• [Given problem]: Leaving out the pictures, transcribe all of the records faithfully.

• [Dataset records]:
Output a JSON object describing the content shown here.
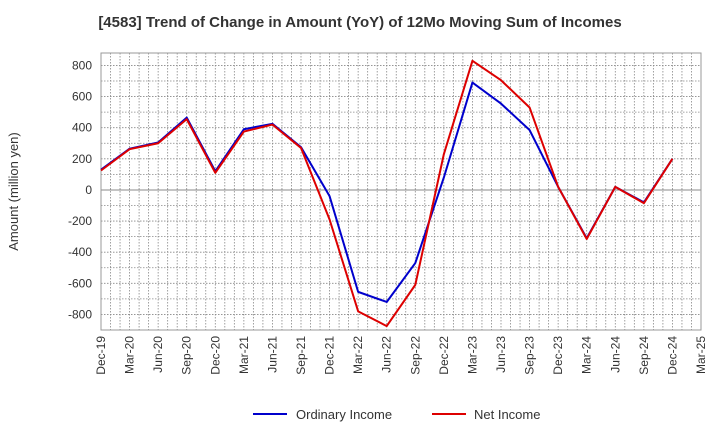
{
  "chart_data": {
    "type": "line",
    "title": "[4583]  Trend of Change in Amount (YoY) of 12Mo Moving Sum of Incomes",
    "ylabel": "Amount (million yen)",
    "xlabel": "",
    "categories": [
      "Dec-19",
      "Mar-20",
      "Jun-20",
      "Sep-20",
      "Dec-20",
      "Mar-21",
      "Jun-21",
      "Sep-21",
      "Dec-21",
      "Mar-22",
      "Jun-22",
      "Sep-22",
      "Dec-22",
      "Mar-23",
      "Jun-23",
      "Sep-23",
      "Dec-23",
      "Mar-24",
      "Jun-24",
      "Sep-24",
      "Dec-24",
      "Mar-25"
    ],
    "ylim": [
      -900,
      880
    ],
    "yticks": [
      -800,
      -600,
      -400,
      -200,
      0,
      200,
      400,
      600,
      800
    ],
    "grid": true,
    "legend_position": "bottom",
    "series": [
      {
        "name": "Ordinary Income",
        "color": "#0000cc",
        "values": [
          130,
          265,
          305,
          465,
          120,
          390,
          425,
          275,
          -40,
          -655,
          -720,
          -470,
          80,
          690,
          555,
          385,
          20,
          -310,
          20,
          -80,
          200,
          null
        ]
      },
      {
        "name": "Net Income",
        "color": "#dd0000",
        "values": [
          125,
          262,
          300,
          455,
          110,
          375,
          420,
          270,
          -190,
          -780,
          -875,
          -610,
          230,
          830,
          705,
          530,
          20,
          -315,
          20,
          -85,
          200,
          null
        ]
      }
    ]
  }
}
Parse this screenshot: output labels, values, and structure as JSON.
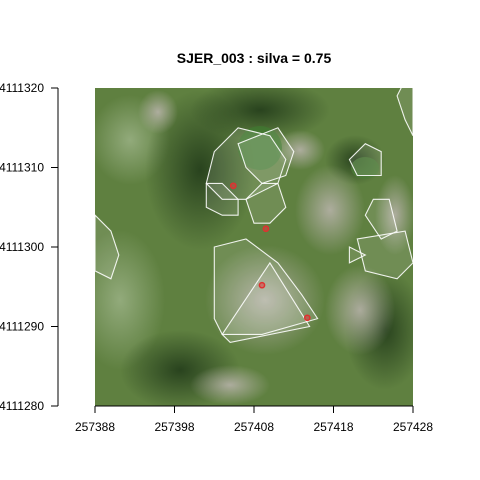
{
  "chart_data": {
    "type": "scatter",
    "title": "SJER_003 : silva = 0.75",
    "xlabel": "",
    "ylabel": "",
    "xlim": [
      257388,
      257428
    ],
    "ylim": [
      4111280,
      4111320
    ],
    "x_ticks": [
      257388,
      257398,
      257408,
      257418,
      257428
    ],
    "y_ticks": [
      4111280,
      4111290,
      4111300,
      4111310,
      4111320
    ],
    "x_tick_labels": [
      "257388",
      "257398",
      "257408",
      "257418",
      "257428"
    ],
    "y_tick_labels": [
      "4111280",
      "4111290",
      "4111300",
      "4111310",
      "4111320"
    ],
    "background": "aerial orthophoto",
    "point_color": "#e03030",
    "crown_outline_color": "#ffffff",
    "series": [
      {
        "points": [
          {
            "x": 257405.4,
            "y": 4111307.7
          },
          {
            "x": 257409.5,
            "y": 4111302.3
          },
          {
            "x": 257409.0,
            "y": 4111295.2
          },
          {
            "x": 257414.7,
            "y": 4111291.1
          }
        ]
      }
    ],
    "crowns": [
      [
        [
          257402,
          4111308
        ],
        [
          257403,
          4111312
        ],
        [
          257406,
          4111315
        ],
        [
          257410,
          4111314
        ],
        [
          257412,
          4111311
        ],
        [
          257411,
          4111308
        ],
        [
          257407,
          4111306
        ],
        [
          257404,
          4111306
        ]
      ],
      [
        [
          257406,
          4111313
        ],
        [
          257407,
          4111310
        ],
        [
          257409,
          4111308
        ],
        [
          257412,
          4111309
        ],
        [
          257413,
          4111312
        ],
        [
          257411,
          4111315
        ]
      ],
      [
        [
          257402,
          4111308
        ],
        [
          257402,
          4111305
        ],
        [
          257404,
          4111304
        ],
        [
          257406,
          4111304
        ],
        [
          257406,
          4111306
        ],
        [
          257404,
          4111308
        ]
      ],
      [
        [
          257407,
          4111306
        ],
        [
          257408,
          4111303
        ],
        [
          257410,
          4111303
        ],
        [
          257412,
          4111305
        ],
        [
          257411,
          4111308
        ],
        [
          257409,
          4111308
        ]
      ],
      [
        [
          257403,
          4111300
        ],
        [
          257403,
          4111291
        ],
        [
          257404,
          4111289
        ],
        [
          257409,
          4111289
        ],
        [
          257416,
          4111291
        ],
        [
          257414,
          4111294
        ],
        [
          257411,
          4111298
        ],
        [
          257407,
          4111301
        ]
      ],
      [
        [
          257404,
          4111289
        ],
        [
          257410,
          4111298
        ],
        [
          257415,
          4111290
        ],
        [
          257405,
          4111288
        ]
      ],
      [
        [
          257388,
          4111304
        ],
        [
          257390,
          4111302
        ],
        [
          257391,
          4111299
        ],
        [
          257390,
          4111296
        ],
        [
          257388,
          4111297
        ]
      ],
      [
        [
          257420,
          4111311
        ],
        [
          257421,
          4111309
        ],
        [
          257424,
          4111309
        ],
        [
          257424,
          4111312
        ],
        [
          257422,
          4111313
        ]
      ],
      [
        [
          257422,
          4111304
        ],
        [
          257423,
          4111306
        ],
        [
          257425,
          4111306
        ],
        [
          257426,
          4111302
        ],
        [
          257424,
          4111301
        ]
      ],
      [
        [
          257421,
          4111301
        ],
        [
          257422,
          4111297
        ],
        [
          257426,
          4111296
        ],
        [
          257428,
          4111298
        ],
        [
          257427,
          4111302
        ]
      ],
      [
        [
          257427,
          4111316
        ],
        [
          257426,
          4111319
        ],
        [
          257427,
          4111321
        ],
        [
          257428,
          4111320
        ],
        [
          257428,
          4111314
        ]
      ],
      [
        [
          257420,
          4111300
        ],
        [
          257420,
          4111298
        ],
        [
          257422,
          4111299
        ]
      ]
    ]
  }
}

• [Expected answer]:
Output a JSON object describing the content shown here.
{
  "chart_data": {
    "type": "line",
    "title": "[4583]  Trend of Change in Amount (YoY) of 12Mo Moving Sum of Incomes",
    "ylabel": "Amount (million yen)",
    "xlabel": "",
    "categories": [
      "Dec-19",
      "Mar-20",
      "Jun-20",
      "Sep-20",
      "Dec-20",
      "Mar-21",
      "Jun-21",
      "Sep-21",
      "Dec-21",
      "Mar-22",
      "Jun-22",
      "Sep-22",
      "Dec-22",
      "Mar-23",
      "Jun-23",
      "Sep-23",
      "Dec-23",
      "Mar-24",
      "Jun-24",
      "Sep-24",
      "Dec-24",
      "Mar-25"
    ],
    "ylim": [
      -900,
      880
    ],
    "yticks": [
      -800,
      -600,
      -400,
      -200,
      0,
      200,
      400,
      600,
      800
    ],
    "grid": true,
    "legend_position": "bottom",
    "series": [
      {
        "name": "Ordinary Income",
        "color": "#0000cc",
        "values": [
          130,
          265,
          305,
          465,
          120,
          390,
          425,
          275,
          -40,
          -655,
          -720,
          -470,
          80,
          690,
          555,
          385,
          20,
          -310,
          20,
          -80,
          200,
          null
        ]
      },
      {
        "name": "Net Income",
        "color": "#dd0000",
        "values": [
          125,
          262,
          300,
          455,
          110,
          375,
          420,
          270,
          -190,
          -780,
          -875,
          -610,
          230,
          830,
          705,
          530,
          20,
          -315,
          20,
          -85,
          200,
          null
        ]
      }
    ]
  }
}
Parse this screenshot: output labels, values, and structure as JSON.
{
  "chart_data": {
    "type": "scatter",
    "title": "SJER_003 : silva = 0.75",
    "xlabel": "",
    "ylabel": "",
    "xlim": [
      257388,
      257428
    ],
    "ylim": [
      4111280,
      4111320
    ],
    "x_ticks": [
      257388,
      257398,
      257408,
      257418,
      257428
    ],
    "y_ticks": [
      4111280,
      4111290,
      4111300,
      4111310,
      4111320
    ],
    "x_tick_labels": [
      "257388",
      "257398",
      "257408",
      "257418",
      "257428"
    ],
    "y_tick_labels": [
      "4111280",
      "4111290",
      "4111300",
      "4111310",
      "4111320"
    ],
    "background": "aerial orthophoto",
    "point_color": "#e03030",
    "crown_outline_color": "#ffffff",
    "series": [
      {
        "points": [
          {
            "x": 257405.4,
            "y": 4111307.7
          },
          {
            "x": 257409.5,
            "y": 4111302.3
          },
          {
            "x": 257409.0,
            "y": 4111295.2
          },
          {
            "x": 257414.7,
            "y": 4111291.1
          }
        ]
      }
    ],
    "crowns": [
      [
        [
          257402,
          4111308
        ],
        [
          257403,
          4111312
        ],
        [
          257406,
          4111315
        ],
        [
          257410,
          4111314
        ],
        [
          257412,
          4111311
        ],
        [
          257411,
          4111308
        ],
        [
          257407,
          4111306
        ],
        [
          257404,
          4111306
        ]
      ],
      [
        [
          257406,
          4111313
        ],
        [
          257407,
          4111310
        ],
        [
          257409,
          4111308
        ],
        [
          257412,
          4111309
        ],
        [
          257413,
          4111312
        ],
        [
          257411,
          4111315
        ]
      ],
      [
        [
          257402,
          4111308
        ],
        [
          257402,
          4111305
        ],
        [
          257404,
          4111304
        ],
        [
          257406,
          4111304
        ],
        [
          257406,
          4111306
        ],
        [
          257404,
          4111308
        ]
      ],
      [
        [
          257407,
          4111306
        ],
        [
          257408,
          4111303
        ],
        [
          257410,
          4111303
        ],
        [
          257412,
          4111305
        ],
        [
          257411,
          4111308
        ],
        [
          257409,
          4111308
        ]
      ],
      [
        [
          257403,
          4111300
        ],
        [
          257403,
          4111291
        ],
        [
          257404,
          4111289
        ],
        [
          257409,
          4111289
        ],
        [
          257416,
          4111291
        ],
        [
          257414,
          4111294
        ],
        [
          257411,
          4111298
        ],
        [
          257407,
          4111301
        ]
      ],
      [
        [
          257404,
          4111289
        ],
        [
          257410,
          4111298
        ],
        [
          257415,
          4111290
        ],
        [
          257405,
          4111288
        ]
      ],
      [
        [
          257388,
          4111304
        ],
        [
          257390,
          4111302
        ],
        [
          257391,
          4111299
        ],
        [
          257390,
          4111296
        ],
        [
          257388,
          4111297
        ]
      ],
      [
        [
          257420,
          4111311
        ],
        [
          257421,
          4111309
        ],
        [
          257424,
          4111309
        ],
        [
          257424,
          4111312
        ],
        [
          257422,
          4111313
        ]
      ],
      [
        [
          257422,
          4111304
        ],
        [
          257423,
          4111306
        ],
        [
          257425,
          4111306
        ],
        [
          257426,
          4111302
        ],
        [
          257424,
          4111301
        ]
      ],
      [
        [
          257421,
          4111301
        ],
        [
          257422,
          4111297
        ],
        [
          257426,
          4111296
        ],
        [
          257428,
          4111298
        ],
        [
          257427,
          4111302
        ]
      ],
      [
        [
          257427,
          4111316
        ],
        [
          257426,
          4111319
        ],
        [
          257427,
          4111321
        ],
        [
          257428,
          4111320
        ],
        [
          257428,
          4111314
        ]
      ],
      [
        [
          257420,
          4111300
        ],
        [
          257420,
          4111298
        ],
        [
          257422,
          4111299
        ]
      ]
    ]
  }
}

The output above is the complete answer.